Dataset items:
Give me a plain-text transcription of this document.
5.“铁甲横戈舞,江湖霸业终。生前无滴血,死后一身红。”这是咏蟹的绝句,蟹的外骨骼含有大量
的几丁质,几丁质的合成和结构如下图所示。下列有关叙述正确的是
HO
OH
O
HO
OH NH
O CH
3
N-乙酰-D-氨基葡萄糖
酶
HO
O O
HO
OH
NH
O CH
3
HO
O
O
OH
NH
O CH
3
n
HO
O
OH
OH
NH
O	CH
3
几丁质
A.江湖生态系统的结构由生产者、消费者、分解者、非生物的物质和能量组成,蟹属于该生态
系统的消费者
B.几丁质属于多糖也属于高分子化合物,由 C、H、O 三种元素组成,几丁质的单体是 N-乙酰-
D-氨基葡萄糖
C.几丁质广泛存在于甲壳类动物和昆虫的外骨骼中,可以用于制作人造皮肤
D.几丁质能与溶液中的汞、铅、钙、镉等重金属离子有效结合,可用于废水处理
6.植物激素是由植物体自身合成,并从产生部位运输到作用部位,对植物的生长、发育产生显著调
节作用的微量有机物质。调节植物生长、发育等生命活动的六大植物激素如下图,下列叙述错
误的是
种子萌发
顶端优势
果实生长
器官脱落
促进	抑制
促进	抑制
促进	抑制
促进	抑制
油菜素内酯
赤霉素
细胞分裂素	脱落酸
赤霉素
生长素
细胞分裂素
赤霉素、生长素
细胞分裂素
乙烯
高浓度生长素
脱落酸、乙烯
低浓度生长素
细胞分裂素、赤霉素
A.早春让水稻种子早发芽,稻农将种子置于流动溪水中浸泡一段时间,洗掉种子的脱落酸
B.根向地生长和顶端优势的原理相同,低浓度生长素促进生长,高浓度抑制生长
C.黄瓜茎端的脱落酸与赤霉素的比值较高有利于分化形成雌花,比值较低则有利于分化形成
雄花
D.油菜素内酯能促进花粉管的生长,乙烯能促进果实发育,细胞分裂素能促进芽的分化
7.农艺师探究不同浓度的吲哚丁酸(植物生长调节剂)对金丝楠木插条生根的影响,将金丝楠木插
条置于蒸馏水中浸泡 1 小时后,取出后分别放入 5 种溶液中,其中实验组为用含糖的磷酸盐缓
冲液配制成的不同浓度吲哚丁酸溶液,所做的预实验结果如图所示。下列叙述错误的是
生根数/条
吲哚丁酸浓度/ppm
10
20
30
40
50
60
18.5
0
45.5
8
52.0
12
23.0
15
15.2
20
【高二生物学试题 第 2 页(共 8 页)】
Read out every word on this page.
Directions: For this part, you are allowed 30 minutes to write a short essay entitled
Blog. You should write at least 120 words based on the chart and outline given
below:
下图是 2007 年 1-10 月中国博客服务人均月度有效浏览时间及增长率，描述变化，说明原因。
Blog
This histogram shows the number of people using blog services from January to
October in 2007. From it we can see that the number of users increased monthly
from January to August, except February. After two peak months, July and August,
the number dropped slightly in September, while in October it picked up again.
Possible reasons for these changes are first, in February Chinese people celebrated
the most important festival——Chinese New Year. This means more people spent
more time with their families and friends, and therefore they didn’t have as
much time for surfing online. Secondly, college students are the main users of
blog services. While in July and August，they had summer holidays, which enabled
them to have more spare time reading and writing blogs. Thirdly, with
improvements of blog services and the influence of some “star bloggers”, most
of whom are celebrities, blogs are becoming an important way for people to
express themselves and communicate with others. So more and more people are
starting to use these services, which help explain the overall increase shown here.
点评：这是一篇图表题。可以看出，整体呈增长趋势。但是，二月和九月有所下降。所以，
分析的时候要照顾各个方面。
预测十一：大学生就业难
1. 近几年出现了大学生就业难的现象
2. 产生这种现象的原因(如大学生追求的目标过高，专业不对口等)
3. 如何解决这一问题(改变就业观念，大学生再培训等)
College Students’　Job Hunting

▸ Exercise brief: Extract every record and return it verbatim.

▸ Exercise result:
Give me a plain-text transcription of this document.
5.“铁甲横戈舞,江湖霸业终。生前无滴血,死后一身红。”这是咏蟹的绝句,蟹的外骨骼含有大量
的几丁质,几丁质的合成和结构如下图所示。下列有关叙述正确的是
HO
OH
O
HO
OH NH
O CH
3
N-乙酰-D-氨基葡萄糖
酶
HO
O O
HO
OH
NH
O CH
3
HO
O
O
OH
NH
O CH
3
n
HO
O
OH
OH
NH
O	CH
3
几丁质
A.江湖生态系统的结构由生产者、消费者、分解者、非生物的物质和能量组成,蟹属于该生态
系统的消费者
B.几丁质属于多糖也属于高分子化合物,由 C、H、O 三种元素组成,几丁质的单体是 N-乙酰-
D-氨基葡萄糖
C.几丁质广泛存在于甲壳类动物和昆虫的外骨骼中,可以用于制作人造皮肤
D.几丁质能与溶液中的汞、铅、钙、镉等重金属离子有效结合,可用于废水处理
6.植物激素是由植物体自身合成,并从产生部位运输到作用部位,对植物的生长、发育产生显著调
节作用的微量有机物质。调节植物生长、发育等生命活动的六大植物激素如下图,下列叙述错
误的是
种子萌发
顶端优势
果实生长
器官脱落
促进	抑制
促进	抑制
促进	抑制
促进	抑制
油菜素内酯
赤霉素
细胞分裂素	脱落酸
赤霉素
生长素
细胞分裂素
赤霉素、生长素
细胞分裂素
乙烯
高浓度生长素
脱落酸、乙烯
低浓度生长素
细胞分裂素、赤霉素
A.早春让水稻种子早发芽,稻农将种子置于流动溪水中浸泡一段时间,洗掉种子的脱落酸
B.根向地生长和顶端优势的原理相同,低浓度生长素促进生长,高浓度抑制生长
C.黄瓜茎端的脱落酸与赤霉素的比值较高有利于分化形成雌花,比值较低则有利于分化形成
雄花
D.油菜素内酯能促进花粉管的生长,乙烯能促进果实发育,细胞分裂素能促进芽的分化
7.农艺师探究不同浓度的吲哚丁酸(植物生长调节剂)对金丝楠木插条生根的影响,将金丝楠木插
条置于蒸馏水中浸泡 1 小时后,取出后分别放入 5 种溶液中,其中实验组为用含糖的磷酸盐缓
冲液配制成的不同浓度吲哚丁酸溶液,所做的预实验结果如图所示。下列叙述错误的是
生根数/条
吲哚丁酸浓度/ppm
10
20
30
40
50
60
18.5
0
45.5
8
52.0
12
23.0
15
15.2
20
【高二生物学试题 第 2 页(共 8 页)】
Read out every word on this page.
Directions: For this part, you are allowed 30 minutes to write a short essay entitled
Blog. You should write at least 120 words based on the chart and outline given
below:
下图是 2007 年 1-10 月中国博客服务人均月度有效浏览时间及增长率，描述变化，说明原因。
Blog
This histogram shows the number of people using blog services from January to
October in 2007. From it we can see that the number of users increased monthly
from January to August, except February. After two peak months, July and August,
the number dropped slightly in September, while in October it picked up again.
Possible reasons for these changes are first, in February Chinese people celebrated
the most important festival——Chinese New Year. This means more people spent
more time with their families and friends, and therefore they didn’t have as
much time for surfing online. Secondly, college students are the main users of
blog services. While in July and August，they had summer holidays, which enabled
them to have more spare time reading and writing blogs. Thirdly, with
improvements of blog services and the influence of some “star bloggers”, most
of whom are celebrities, blogs are becoming an important way for people to
express themselves and communicate with others. So more and more people are
starting to use these services, which help explain the overall increase shown here.
点评：这是一篇图表题。可以看出，整体呈增长趋势。但是，二月和九月有所下降。所以，
分析的时候要照顾各个方面。
预测十一：大学生就业难
1. 近几年出现了大学生就业难的现象
2. 产生这种现象的原因(如大学生追求的目标过高，专业不对口等)
3. 如何解决这一问题(改变就业观念，大学生再培训等)
College Students’　Job Hunting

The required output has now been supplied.